## PROBLEM TO SOLVE
Set the listing down unchanged, minus every embedded image.

## DATA FOR THE TASK
'''
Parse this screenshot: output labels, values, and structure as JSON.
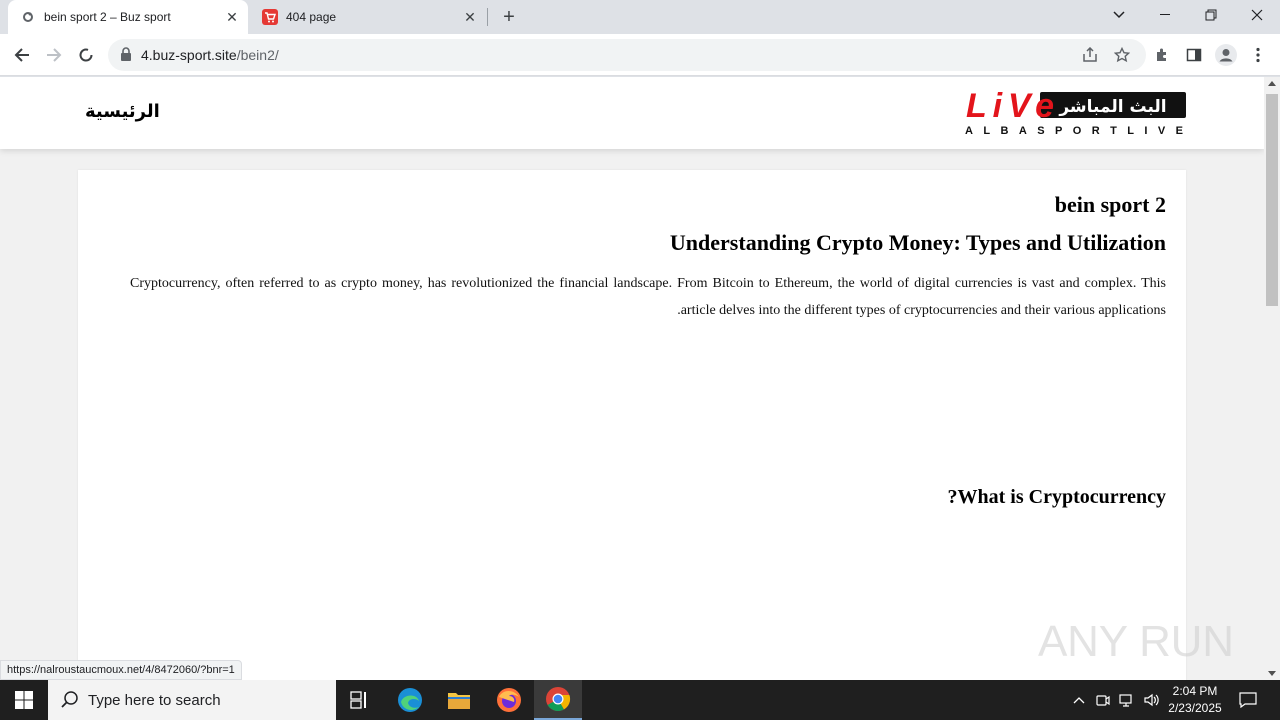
{
  "browser": {
    "tabs": [
      {
        "title": "bein sport 2 – Buz sport",
        "active": true
      },
      {
        "title": "404 page",
        "active": false
      }
    ],
    "url_host": "4.buz-sport.site",
    "url_path": "/bein2/",
    "status_url": "https://nalroustaucmoux.net/4/8472060/?bnr=1"
  },
  "site": {
    "nav_home": "الرئيسية",
    "logo_arabic": "البث المباشر",
    "logo_live": "LiVe",
    "logo_sub": "ALBASPORTLIVE"
  },
  "article": {
    "title": "bein sport 2",
    "heading": "Understanding Crypto Money: Types and Utilization",
    "paragraph": "Cryptocurrency, often referred to as crypto money, has revolutionized the financial landscape. From Bitcoin to Ethereum, the world of digital currencies is vast and complex. This article delves into the different types of cryptocurrencies and their various applications.",
    "subheading": "What is Cryptocurrency?"
  },
  "watermark": "ANY RUN",
  "taskbar": {
    "search_placeholder": "Type here to search",
    "time": "2:04 PM",
    "date": "2/23/2025"
  }
}
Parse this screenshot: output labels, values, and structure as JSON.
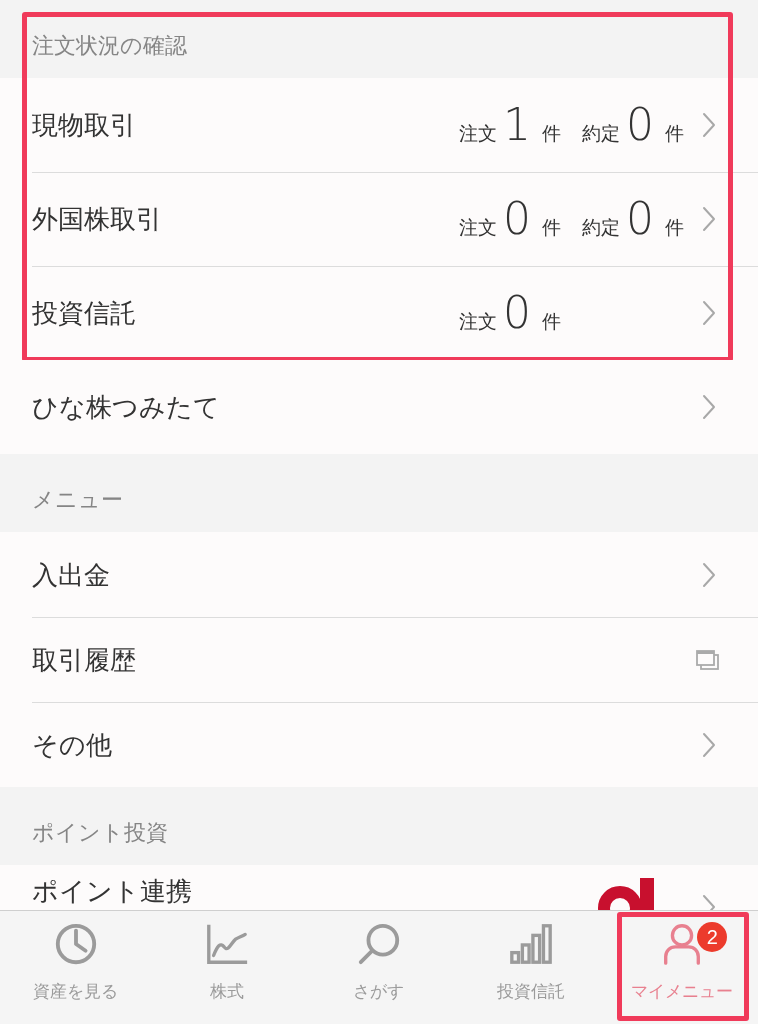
{
  "sections": [
    {
      "title": "注文状況の確認",
      "highlighted": true,
      "rows": [
        {
          "label": "現物取引",
          "kind": "link",
          "counts": [
            {
              "label": "注文",
              "value": "1",
              "unit": "件"
            },
            {
              "label": "約定",
              "value": "0",
              "unit": "件"
            }
          ]
        },
        {
          "label": "外国株取引",
          "kind": "link",
          "counts": [
            {
              "label": "注文",
              "value": "0",
              "unit": "件"
            },
            {
              "label": "約定",
              "value": "0",
              "unit": "件"
            }
          ]
        },
        {
          "label": "投資信託",
          "kind": "link",
          "counts": [
            {
              "label": "注文",
              "value": "0",
              "unit": "件"
            }
          ]
        }
      ]
    },
    {
      "highlighted": false,
      "rows": [
        {
          "label": "ひな株つみたて",
          "kind": "link"
        }
      ]
    },
    {
      "title": "メニュー",
      "highlighted": false,
      "rows": [
        {
          "label": "入出金",
          "kind": "link"
        },
        {
          "label": "取引履歴",
          "kind": "external"
        },
        {
          "label": "その他",
          "kind": "link"
        }
      ]
    },
    {
      "title": "ポイント投資",
      "highlighted": false,
      "rows": [
        {
          "label": "ポイント連携",
          "kind": "logo_link"
        }
      ]
    }
  ],
  "tab_bar": {
    "tabs": [
      {
        "label": "資産を見る",
        "selected": false,
        "highlighted": false
      },
      {
        "label": "株式",
        "selected": false,
        "highlighted": false
      },
      {
        "label": "さがす",
        "selected": false,
        "highlighted": false
      },
      {
        "label": "投資信託",
        "selected": false,
        "highlighted": false
      },
      {
        "label": "マイメニュー",
        "selected": true,
        "highlighted": true,
        "badge": "2"
      }
    ]
  }
}
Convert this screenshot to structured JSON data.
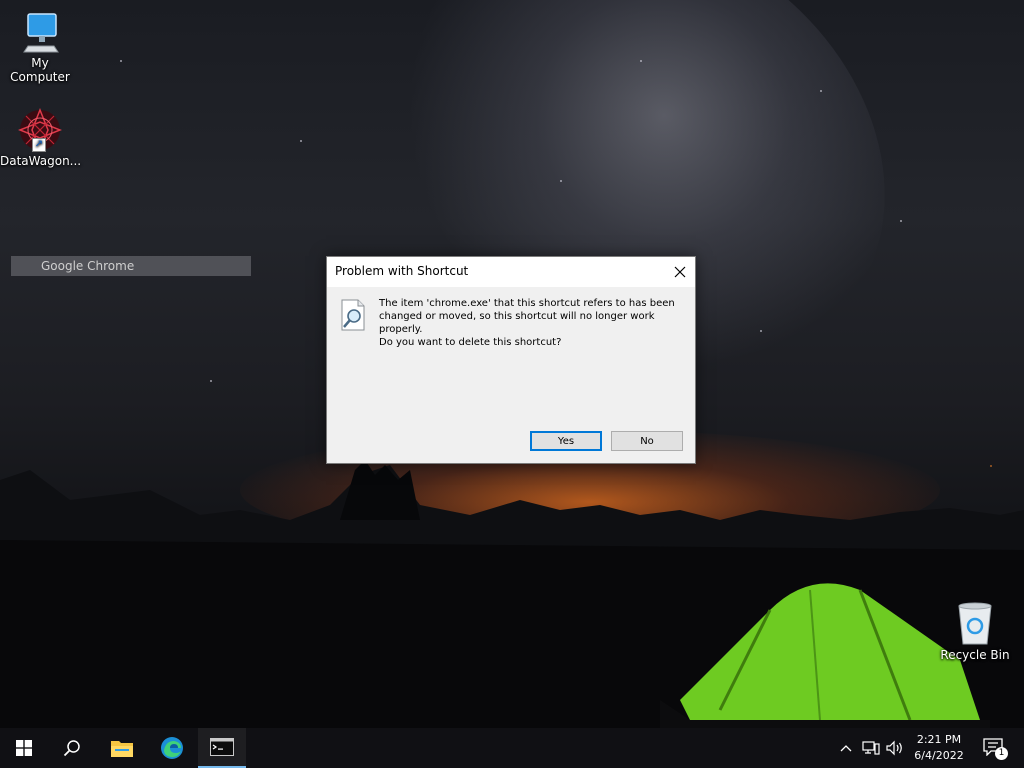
{
  "desktop": {
    "icons": [
      {
        "label": "My Computer",
        "icon": "computer-icon"
      },
      {
        "label": "DataWagon...",
        "icon": "datawagon-icon"
      },
      {
        "label": "Recycle Bin",
        "icon": "recycle-bin-icon"
      }
    ],
    "ghost_label": "Google Chrome"
  },
  "dialog": {
    "title": "Problem with Shortcut",
    "message": "The item 'chrome.exe' that this shortcut refers to has been changed or moved, so this shortcut will no longer work properly.",
    "question": "Do you want to delete this shortcut?",
    "yes_label": "Yes",
    "no_label": "No",
    "icon": "search-document-icon"
  },
  "taskbar": {
    "items": [
      "start-icon",
      "search-icon",
      "file-explorer-icon",
      "edge-icon",
      "terminal-icon"
    ],
    "active_item": "terminal-icon",
    "time": "2:21 PM",
    "date": "6/4/2022",
    "notification_count": "1"
  },
  "colors": {
    "accent": "#0078d7",
    "taskbar_bg": "#101014",
    "dialog_bg": "#f0f0f0",
    "tent_green": "#7bd62a"
  }
}
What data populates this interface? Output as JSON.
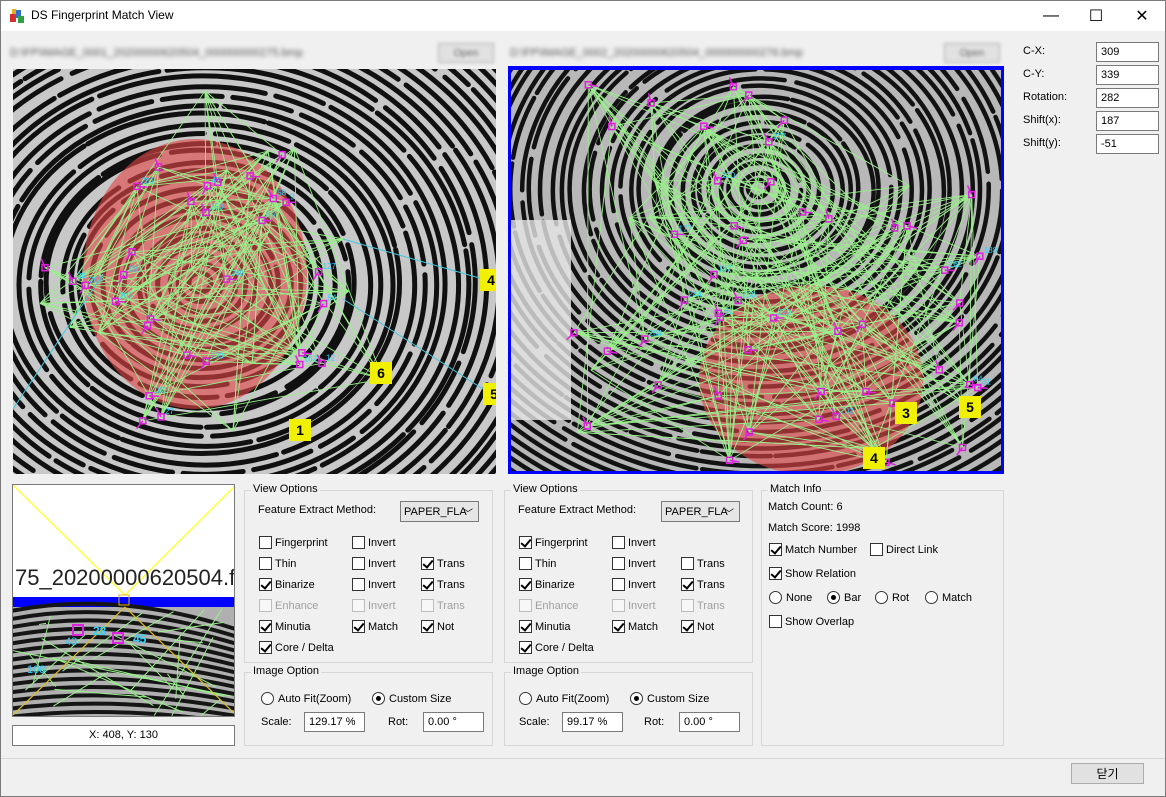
{
  "window": {
    "title": "DS Fingerprint Match View",
    "minimize": "—",
    "maximize": "☐",
    "close": "✕"
  },
  "left_path": {
    "text": "D:\\FP\\IMAGE_0001_20200000620504_000000000275.bmp",
    "button": "Open"
  },
  "right_path": {
    "text": "D:\\FP\\IMAGE_0002_20200000620504_000000000276.bmp",
    "button": "Open"
  },
  "left_pane": {
    "match_labels": [
      "1",
      "4",
      "5",
      "6"
    ],
    "minutia_ids": [
      "9",
      "110",
      "12",
      "69",
      "47",
      "58",
      "249",
      "54",
      "27",
      "100",
      "127",
      "250",
      "201",
      "233",
      "36",
      "207",
      "208",
      "162"
    ]
  },
  "right_pane": {
    "match_labels": [
      "3",
      "4",
      "5"
    ],
    "minutia_ids": [
      "229",
      "244",
      "277",
      "177",
      "188",
      "202",
      "162",
      "187",
      "250",
      "84",
      "61",
      "120",
      "31",
      "204"
    ]
  },
  "thumbnail": {
    "text": "75_20200000620504.fc",
    "coords": "X: 408, Y: 130",
    "ids": [
      "28",
      "45",
      "43",
      "108"
    ]
  },
  "transform": {
    "cx_label": "C-X:",
    "cx": "309",
    "cy_label": "C-Y:",
    "cy": "339",
    "rot_label": "Rotation:",
    "rot": "282",
    "sx_label": "Shift(x):",
    "sx": "187",
    "sy_label": "Shift(y):",
    "sy": "-51"
  },
  "left_view": {
    "legend": "View Options",
    "method_label": "Feature Extract Method:",
    "method": "PAPER_FLA",
    "rows": [
      {
        "a": "Fingerprint",
        "b": "Invert",
        "c": ""
      },
      {
        "a": "Thin",
        "b": "Invert",
        "c": "Trans"
      },
      {
        "a": "Binarize",
        "b": "Invert",
        "c": "Trans"
      },
      {
        "a": "Enhance",
        "b": "Invert",
        "c": "Trans"
      },
      {
        "a": "Minutia",
        "b": "Match",
        "c": "Not"
      },
      {
        "a": "Core / Delta"
      }
    ]
  },
  "right_view": {
    "legend": "View Options",
    "method_label": "Feature Extract Method:",
    "method": "PAPER_FLA",
    "rows": [
      {
        "a": "Fingerprint",
        "b": "Invert",
        "c": ""
      },
      {
        "a": "Thin",
        "b": "Invert",
        "c": "Trans"
      },
      {
        "a": "Binarize",
        "b": "Invert",
        "c": "Trans"
      },
      {
        "a": "Enhance",
        "b": "Invert",
        "c": "Trans"
      },
      {
        "a": "Minutia",
        "b": "Match",
        "c": "Not"
      },
      {
        "a": "Core / Delta"
      }
    ]
  },
  "left_image": {
    "legend": "Image Option",
    "auto": "Auto Fit(Zoom)",
    "custom": "Custom Size",
    "scale_label": "Scale:",
    "scale": "129.17 %",
    "rot_label": "Rot:",
    "rot": "0.00 °"
  },
  "right_image": {
    "legend": "Image Option",
    "auto": "Auto Fit(Zoom)",
    "custom": "Custom Size",
    "scale_label": "Scale:",
    "scale": "99.17 %",
    "rot_label": "Rot:",
    "rot": "0.00 °"
  },
  "match_info": {
    "legend": "Match Info",
    "count": "Match Count: 6",
    "score": "Match Score: 1998",
    "match_number": "Match Number",
    "direct_link": "Direct Link",
    "show_relation": "Show Relation",
    "none": "None",
    "bar": "Bar",
    "rot": "Rot",
    "match": "Match",
    "show_overlap": "Show Overlap"
  },
  "footer": {
    "close": "닫기"
  },
  "colors": {
    "match_line": "#98f08a",
    "minutia": "#e020e0",
    "label_bg": "#f0f000",
    "selection": "#0000ff",
    "relation": "#40c8e0"
  }
}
'''
## THE REPLY
Parse this screenshot: output labels, values, and structure as JSON.
{
  "browser": {
    "tabs": [
      {
        "title": "bein sport 2 – Buz sport",
        "active": true
      },
      {
        "title": "404 page",
        "active": false
      }
    ],
    "url_host": "4.buz-sport.site",
    "url_path": "/bein2/",
    "status_url": "https://nalroustaucmoux.net/4/8472060/?bnr=1"
  },
  "site": {
    "nav_home": "الرئيسية",
    "logo_arabic": "البث المباشر",
    "logo_live": "LiVe",
    "logo_sub": "ALBASPORTLIVE"
  },
  "article": {
    "title": "bein sport 2",
    "heading": "Understanding Crypto Money: Types and Utilization",
    "paragraph": "Cryptocurrency, often referred to as crypto money, has revolutionized the financial landscape. From Bitcoin to Ethereum, the world of digital currencies is vast and complex. This article delves into the different types of cryptocurrencies and their various applications.",
    "subheading": "What is Cryptocurrency?"
  },
  "watermark": "ANY RUN",
  "taskbar": {
    "search_placeholder": "Type here to search",
    "time": "2:04 PM",
    "date": "2/23/2025"
  }
}
Parse this screenshot: output labels, values, and structure as JSON.
{
  "sections": [
    {
      "title": "注文状況の確認",
      "highlighted": true,
      "rows": [
        {
          "label": "現物取引",
          "kind": "link",
          "counts": [
            {
              "label": "注文",
              "value": "1",
              "unit": "件"
            },
            {
              "label": "約定",
              "value": "0",
              "unit": "件"
            }
          ]
        },
        {
          "label": "外国株取引",
          "kind": "link",
          "counts": [
            {
              "label": "注文",
              "value": "0",
              "unit": "件"
            },
            {
              "label": "約定",
              "value": "0",
              "unit": "件"
            }
          ]
        },
        {
          "label": "投資信託",
          "kind": "link",
          "counts": [
            {
              "label": "注文",
              "value": "0",
              "unit": "件"
            }
          ]
        }
      ]
    },
    {
      "highlighted": false,
      "rows": [
        {
          "label": "ひな株つみたて",
          "kind": "link"
        }
      ]
    },
    {
      "title": "メニュー",
      "highlighted": false,
      "rows": [
        {
          "label": "入出金",
          "kind": "link"
        },
        {
          "label": "取引履歴",
          "kind": "external"
        },
        {
          "label": "その他",
          "kind": "link"
        }
      ]
    },
    {
      "title": "ポイント投資",
      "highlighted": false,
      "rows": [
        {
          "label": "ポイント連携",
          "kind": "logo_link"
        }
      ]
    }
  ],
  "tab_bar": {
    "tabs": [
      {
        "label": "資産を見る",
        "selected": false,
        "highlighted": false
      },
      {
        "label": "株式",
        "selected": false,
        "highlighted": false
      },
      {
        "label": "さがす",
        "selected": false,
        "highlighted": false
      },
      {
        "label": "投資信託",
        "selected": false,
        "highlighted": false
      },
      {
        "label": "マイメニュー",
        "selected": true,
        "highlighted": true,
        "badge": "2"
      }
    ]
  }
}
Convert this screenshot to structured JSON data.
{
  "desktop": {
    "icons": [
      {
        "label": "My Computer",
        "icon": "computer-icon"
      },
      {
        "label": "DataWagon...",
        "icon": "datawagon-icon"
      },
      {
        "label": "Recycle Bin",
        "icon": "recycle-bin-icon"
      }
    ],
    "ghost_label": "Google Chrome"
  },
  "dialog": {
    "title": "Problem with Shortcut",
    "message": "The item 'chrome.exe' that this shortcut refers to has been changed or moved, so this shortcut will no longer work properly.",
    "question": "Do you want to delete this shortcut?",
    "yes_label": "Yes",
    "no_label": "No",
    "icon": "search-document-icon"
  },
  "taskbar": {
    "items": [
      "start-icon",
      "search-icon",
      "file-explorer-icon",
      "edge-icon",
      "terminal-icon"
    ],
    "active_item": "terminal-icon",
    "time": "2:21 PM",
    "date": "6/4/2022",
    "notification_count": "1"
  },
  "colors": {
    "accent": "#0078d7",
    "taskbar_bg": "#101014",
    "dialog_bg": "#f0f0f0",
    "tent_green": "#7bd62a"
  }
}
What data populates this interface? Output as JSON.
{
  "window": {
    "title": "DS Fingerprint Match View",
    "minimize": "—",
    "maximize": "☐",
    "close": "✕"
  },
  "left_path": {
    "text": "D:\\FP\\IMAGE_0001_20200000620504_000000000275.bmp",
    "button": "Open"
  },
  "right_path": {
    "text": "D:\\FP\\IMAGE_0002_20200000620504_000000000276.bmp",
    "button": "Open"
  },
  "left_pane": {
    "match_labels": [
      "1",
      "4",
      "5",
      "6"
    ],
    "minutia_ids": [
      "9",
      "110",
      "12",
      "69",
      "47",
      "58",
      "249",
      "54",
      "27",
      "100",
      "127",
      "250",
      "201",
      "233",
      "36",
      "207",
      "208",
      "162"
    ]
  },
  "right_pane": {
    "match_labels": [
      "3",
      "4",
      "5"
    ],
    "minutia_ids": [
      "229",
      "244",
      "277",
      "177",
      "188",
      "202",
      "162",
      "187",
      "250",
      "84",
      "61",
      "120",
      "31",
      "204"
    ]
  },
  "thumbnail": {
    "text": "75_20200000620504.fc",
    "coords": "X: 408, Y: 130",
    "ids": [
      "28",
      "45",
      "43",
      "108"
    ]
  },
  "transform": {
    "cx_label": "C-X:",
    "cx": "309",
    "cy_label": "C-Y:",
    "cy": "339",
    "rot_label": "Rotation:",
    "rot": "282",
    "sx_label": "Shift(x):",
    "sx": "187",
    "sy_label": "Shift(y):",
    "sy": "-51"
  },
  "left_view": {
    "legend": "View Options",
    "method_label": "Feature Extract Method:",
    "method": "PAPER_FLA",
    "rows": [
      {
        "a": "Fingerprint",
        "b": "Invert",
        "c": ""
      },
      {
        "a": "Thin",
        "b": "Invert",
        "c": "Trans"
      },
      {
        "a": "Binarize",
        "b": "Invert",
        "c": "Trans"
      },
      {
        "a": "Enhance",
        "b": "Invert",
        "c": "Trans"
      },
      {
        "a": "Minutia",
        "b": "Match",
        "c": "Not"
      },
      {
        "a": "Core / Delta"
      }
    ]
  },
  "right_view": {
    "legend": "View Options",
    "method_label": "Feature Extract Method:",
    "method": "PAPER_FLA",
    "rows": [
      {
        "a": "Fingerprint",
        "b": "Invert",
        "c": ""
      },
      {
        "a": "Thin",
        "b": "Invert",
        "c": "Trans"
      },
      {
        "a": "Binarize",
        "b": "Invert",
        "c": "Trans"
      },
      {
        "a": "Enhance",
        "b": "Invert",
        "c": "Trans"
      },
      {
        "a": "Minutia",
        "b": "Match",
        "c": "Not"
      },
      {
        "a": "Core / Delta"
      }
    ]
  },
  "left_image": {
    "legend": "Image Option",
    "auto": "Auto Fit(Zoom)",
    "custom": "Custom Size",
    "scale_label": "Scale:",
    "scale": "129.17 %",
    "rot_label": "Rot:",
    "rot": "0.00 °"
  },
  "right_image": {
    "legend": "Image Option",
    "auto": "Auto Fit(Zoom)",
    "custom": "Custom Size",
    "scale_label": "Scale:",
    "scale": "99.17 %",
    "rot_label": "Rot:",
    "rot": "0.00 °"
  },
  "match_info": {
    "legend": "Match Info",
    "count": "Match Count: 6",
    "score": "Match Score: 1998",
    "match_number": "Match Number",
    "direct_link": "Direct Link",
    "show_relation": "Show Relation",
    "none": "None",
    "bar": "Bar",
    "rot": "Rot",
    "match": "Match",
    "show_overlap": "Show Overlap"
  },
  "footer": {
    "close": "닫기"
  },
  "colors": {
    "match_line": "#98f08a",
    "minutia": "#e020e0",
    "label_bg": "#f0f000",
    "selection": "#0000ff",
    "relation": "#40c8e0"
  }
}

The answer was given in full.